Task requirements ▸
Every record should be written out exactly, please.

(Extracted records)
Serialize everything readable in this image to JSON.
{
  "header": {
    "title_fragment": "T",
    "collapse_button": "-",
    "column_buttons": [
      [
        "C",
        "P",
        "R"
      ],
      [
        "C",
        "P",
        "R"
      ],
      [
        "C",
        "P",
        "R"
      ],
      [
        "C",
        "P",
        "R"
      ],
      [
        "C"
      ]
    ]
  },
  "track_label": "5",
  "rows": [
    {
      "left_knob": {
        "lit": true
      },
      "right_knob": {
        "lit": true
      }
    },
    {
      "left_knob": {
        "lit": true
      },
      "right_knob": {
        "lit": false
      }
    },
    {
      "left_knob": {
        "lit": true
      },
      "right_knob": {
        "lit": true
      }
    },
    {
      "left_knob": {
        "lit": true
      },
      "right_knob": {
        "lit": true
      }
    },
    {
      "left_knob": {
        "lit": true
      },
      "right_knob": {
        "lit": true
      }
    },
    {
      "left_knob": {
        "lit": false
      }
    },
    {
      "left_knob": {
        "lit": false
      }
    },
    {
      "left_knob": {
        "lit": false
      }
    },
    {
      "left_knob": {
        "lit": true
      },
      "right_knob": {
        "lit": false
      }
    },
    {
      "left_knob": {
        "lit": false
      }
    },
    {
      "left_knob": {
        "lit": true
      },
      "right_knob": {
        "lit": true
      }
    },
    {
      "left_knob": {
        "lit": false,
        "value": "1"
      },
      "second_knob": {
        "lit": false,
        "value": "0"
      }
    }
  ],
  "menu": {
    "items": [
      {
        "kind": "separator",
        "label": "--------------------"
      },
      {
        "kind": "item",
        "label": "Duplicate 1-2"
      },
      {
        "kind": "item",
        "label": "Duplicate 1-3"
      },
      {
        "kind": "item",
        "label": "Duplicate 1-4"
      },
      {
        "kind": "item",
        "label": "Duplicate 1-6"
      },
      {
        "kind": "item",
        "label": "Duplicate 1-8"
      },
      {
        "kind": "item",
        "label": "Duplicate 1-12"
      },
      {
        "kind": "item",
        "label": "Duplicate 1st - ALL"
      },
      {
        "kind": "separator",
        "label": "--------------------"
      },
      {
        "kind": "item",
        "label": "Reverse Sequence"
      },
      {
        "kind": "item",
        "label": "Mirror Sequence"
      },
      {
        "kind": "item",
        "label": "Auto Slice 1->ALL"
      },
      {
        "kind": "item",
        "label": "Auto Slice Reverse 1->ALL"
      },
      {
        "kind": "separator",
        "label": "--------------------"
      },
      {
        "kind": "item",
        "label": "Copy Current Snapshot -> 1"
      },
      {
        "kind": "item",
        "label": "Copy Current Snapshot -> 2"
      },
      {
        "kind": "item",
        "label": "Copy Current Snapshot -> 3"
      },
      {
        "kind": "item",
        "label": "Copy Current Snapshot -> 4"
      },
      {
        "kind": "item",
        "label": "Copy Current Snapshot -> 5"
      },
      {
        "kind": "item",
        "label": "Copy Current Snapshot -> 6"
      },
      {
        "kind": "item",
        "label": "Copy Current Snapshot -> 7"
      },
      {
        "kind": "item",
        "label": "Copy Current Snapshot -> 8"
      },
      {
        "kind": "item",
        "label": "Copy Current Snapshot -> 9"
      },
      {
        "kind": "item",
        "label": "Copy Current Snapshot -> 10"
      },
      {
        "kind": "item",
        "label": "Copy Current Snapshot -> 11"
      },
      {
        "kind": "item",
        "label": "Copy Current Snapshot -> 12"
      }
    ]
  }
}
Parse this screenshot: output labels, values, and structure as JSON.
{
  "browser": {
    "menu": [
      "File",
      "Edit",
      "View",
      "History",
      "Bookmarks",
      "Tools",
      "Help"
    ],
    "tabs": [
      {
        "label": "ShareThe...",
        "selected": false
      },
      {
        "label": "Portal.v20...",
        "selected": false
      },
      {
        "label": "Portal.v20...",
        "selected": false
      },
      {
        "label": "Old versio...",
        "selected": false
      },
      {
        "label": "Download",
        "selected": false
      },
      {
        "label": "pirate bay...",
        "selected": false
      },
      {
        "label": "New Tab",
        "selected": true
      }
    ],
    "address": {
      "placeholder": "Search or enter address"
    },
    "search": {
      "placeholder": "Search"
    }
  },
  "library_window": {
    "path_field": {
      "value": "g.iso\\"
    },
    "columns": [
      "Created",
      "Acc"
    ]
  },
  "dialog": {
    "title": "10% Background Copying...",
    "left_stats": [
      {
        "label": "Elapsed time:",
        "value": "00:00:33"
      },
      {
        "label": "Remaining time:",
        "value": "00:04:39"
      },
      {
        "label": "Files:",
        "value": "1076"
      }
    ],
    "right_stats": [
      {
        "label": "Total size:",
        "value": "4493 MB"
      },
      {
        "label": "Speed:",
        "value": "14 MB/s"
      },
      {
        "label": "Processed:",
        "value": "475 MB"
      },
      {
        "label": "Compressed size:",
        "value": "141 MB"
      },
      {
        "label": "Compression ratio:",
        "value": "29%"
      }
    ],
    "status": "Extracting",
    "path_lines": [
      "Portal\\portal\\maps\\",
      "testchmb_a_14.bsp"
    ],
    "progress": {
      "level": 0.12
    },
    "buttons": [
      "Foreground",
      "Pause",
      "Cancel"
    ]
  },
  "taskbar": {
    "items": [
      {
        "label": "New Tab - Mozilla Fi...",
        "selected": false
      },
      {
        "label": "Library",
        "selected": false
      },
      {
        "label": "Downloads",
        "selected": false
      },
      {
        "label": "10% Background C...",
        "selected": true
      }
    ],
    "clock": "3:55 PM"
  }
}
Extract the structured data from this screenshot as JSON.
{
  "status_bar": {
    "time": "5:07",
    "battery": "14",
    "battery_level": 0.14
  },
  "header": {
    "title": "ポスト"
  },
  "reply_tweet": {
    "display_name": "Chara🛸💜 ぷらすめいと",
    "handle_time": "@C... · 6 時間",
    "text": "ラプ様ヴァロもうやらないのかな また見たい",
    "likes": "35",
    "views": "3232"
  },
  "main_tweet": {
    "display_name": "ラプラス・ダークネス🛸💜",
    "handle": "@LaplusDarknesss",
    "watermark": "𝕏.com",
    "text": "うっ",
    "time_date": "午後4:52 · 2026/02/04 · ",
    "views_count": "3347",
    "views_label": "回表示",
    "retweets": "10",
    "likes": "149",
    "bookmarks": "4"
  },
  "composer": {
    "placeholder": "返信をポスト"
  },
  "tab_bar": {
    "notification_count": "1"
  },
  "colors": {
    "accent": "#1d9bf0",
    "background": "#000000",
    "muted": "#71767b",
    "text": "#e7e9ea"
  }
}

Reply to the task ▸
Serialize everything readable in this image to JSON.
{
  "header": {
    "title_fragment": "T",
    "collapse_button": "-",
    "column_buttons": [
      [
        "C",
        "P",
        "R"
      ],
      [
        "C",
        "P",
        "R"
      ],
      [
        "C",
        "P",
        "R"
      ],
      [
        "C",
        "P",
        "R"
      ],
      [
        "C"
      ]
    ]
  },
  "track_label": "5",
  "rows": [
    {
      "left_knob": {
        "lit": true
      },
      "right_knob": {
        "lit": true
      }
    },
    {
      "left_knob": {
        "lit": true
      },
      "right_knob": {
        "lit": false
      }
    },
    {
      "left_knob": {
        "lit": true
      },
      "right_knob": {
        "lit": true
      }
    },
    {
      "left_knob": {
        "lit": true
      },
      "right_knob": {
        "lit": true
      }
    },
    {
      "left_knob": {
        "lit": true
      },
      "right_knob": {
        "lit": true
      }
    },
    {
      "left_knob": {
        "lit": false
      }
    },
    {
      "left_knob": {
        "lit": false
      }
    },
    {
      "left_knob": {
        "lit": false
      }
    },
    {
      "left_knob": {
        "lit": true
      },
      "right_knob": {
        "lit": false
      }
    },
    {
      "left_knob": {
        "lit": false
      }
    },
    {
      "left_knob": {
        "lit": true
      },
      "right_knob": {
        "lit": true
      }
    },
    {
      "left_knob": {
        "lit": false,
        "value": "1"
      },
      "second_knob": {
        "lit": false,
        "value": "0"
      }
    }
  ],
  "menu": {
    "items": [
      {
        "kind": "separator",
        "label": "--------------------"
      },
      {
        "kind": "item",
        "label": "Duplicate 1-2"
      },
      {
        "kind": "item",
        "label": "Duplicate 1-3"
      },
      {
        "kind": "item",
        "label": "Duplicate 1-4"
      },
      {
        "kind": "item",
        "label": "Duplicate 1-6"
      },
      {
        "kind": "item",
        "label": "Duplicate 1-8"
      },
      {
        "kind": "item",
        "label": "Duplicate 1-12"
      },
      {
        "kind": "item",
        "label": "Duplicate 1st - ALL"
      },
      {
        "kind": "separator",
        "label": "--------------------"
      },
      {
        "kind": "item",
        "label": "Reverse Sequence"
      },
      {
        "kind": "item",
        "label": "Mirror Sequence"
      },
      {
        "kind": "item",
        "label": "Auto Slice 1->ALL"
      },
      {
        "kind": "item",
        "label": "Auto Slice Reverse 1->ALL"
      },
      {
        "kind": "separator",
        "label": "--------------------"
      },
      {
        "kind": "item",
        "label": "Copy Current Snapshot -> 1"
      },
      {
        "kind": "item",
        "label": "Copy Current Snapshot -> 2"
      },
      {
        "kind": "item",
        "label": "Copy Current Snapshot -> 3"
      },
      {
        "kind": "item",
        "label": "Copy Current Snapshot -> 4"
      },
      {
        "kind": "item",
        "label": "Copy Current Snapshot -> 5"
      },
      {
        "kind": "item",
        "label": "Copy Current Snapshot -> 6"
      },
      {
        "kind": "item",
        "label": "Copy Current Snapshot -> 7"
      },
      {
        "kind": "item",
        "label": "Copy Current Snapshot -> 8"
      },
      {
        "kind": "item",
        "label": "Copy Current Snapshot -> 9"
      },
      {
        "kind": "item",
        "label": "Copy Current Snapshot -> 10"
      },
      {
        "kind": "item",
        "label": "Copy Current Snapshot -> 11"
      },
      {
        "kind": "item",
        "label": "Copy Current Snapshot -> 12"
      }
    ]
  }
}
Parse this screenshot: output labels, values, and structure as JSON.
{
  "browser": {
    "menu": [
      "File",
      "Edit",
      "View",
      "History",
      "Bookmarks",
      "Tools",
      "Help"
    ],
    "tabs": [
      {
        "label": "ShareThe...",
        "selected": false
      },
      {
        "label": "Portal.v20...",
        "selected": false
      },
      {
        "label": "Portal.v20...",
        "selected": false
      },
      {
        "label": "Old versio...",
        "selected": false
      },
      {
        "label": "Download",
        "selected": false
      },
      {
        "label": "pirate bay...",
        "selected": false
      },
      {
        "label": "New Tab",
        "selected": true
      }
    ],
    "address": {
      "placeholder": "Search or enter address"
    },
    "search": {
      "placeholder": "Search"
    }
  },
  "library_window": {
    "path_field": {
      "value": "g.iso\\"
    },
    "columns": [
      "Created",
      "Acc"
    ]
  },
  "dialog": {
    "title": "10% Background Copying...",
    "left_stats": [
      {
        "label": "Elapsed time:",
        "value": "00:00:33"
      },
      {
        "label": "Remaining time:",
        "value": "00:04:39"
      },
      {
        "label": "Files:",
        "value": "1076"
      }
    ],
    "right_stats": [
      {
        "label": "Total size:",
        "value": "4493 MB"
      },
      {
        "label": "Speed:",
        "value": "14 MB/s"
      },
      {
        "label": "Processed:",
        "value": "475 MB"
      },
      {
        "label": "Compressed size:",
        "value": "141 MB"
      },
      {
        "label": "Compression ratio:",
        "value": "29%"
      }
    ],
    "status": "Extracting",
    "path_lines": [
      "Portal\\portal\\maps\\",
      "testchmb_a_14.bsp"
    ],
    "progress": {
      "level": 0.12
    },
    "buttons": [
      "Foreground",
      "Pause",
      "Cancel"
    ]
  },
  "taskbar": {
    "items": [
      {
        "label": "New Tab - Mozilla Fi...",
        "selected": false
      },
      {
        "label": "Library",
        "selected": false
      },
      {
        "label": "Downloads",
        "selected": false
      },
      {
        "label": "10% Background C...",
        "selected": true
      }
    ],
    "clock": "3:55 PM"
  }
}
Extract the structured data from this screenshot as JSON.
{
  "status_bar": {
    "time": "5:07",
    "battery": "14",
    "battery_level": 0.14
  },
  "header": {
    "title": "ポスト"
  },
  "reply_tweet": {
    "display_name": "Chara🛸💜 ぷらすめいと",
    "handle_time": "@C... · 6 時間",
    "text": "ラプ様ヴァロもうやらないのかな また見たい",
    "likes": "35",
    "views": "3232"
  },
  "main_tweet": {
    "display_name": "ラプラス・ダークネス🛸💜",
    "handle": "@LaplusDarknesss",
    "watermark": "𝕏.com",
    "text": "うっ",
    "time_date": "午後4:52 · 2026/02/04 · ",
    "views_count": "3347",
    "views_label": "回表示",
    "retweets": "10",
    "likes": "149",
    "bookmarks": "4"
  },
  "composer": {
    "placeholder": "返信をポスト"
  },
  "tab_bar": {
    "notification_count": "1"
  },
  "colors": {
    "accent": "#1d9bf0",
    "background": "#000000",
    "muted": "#71767b",
    "text": "#e7e9ea"
  }
}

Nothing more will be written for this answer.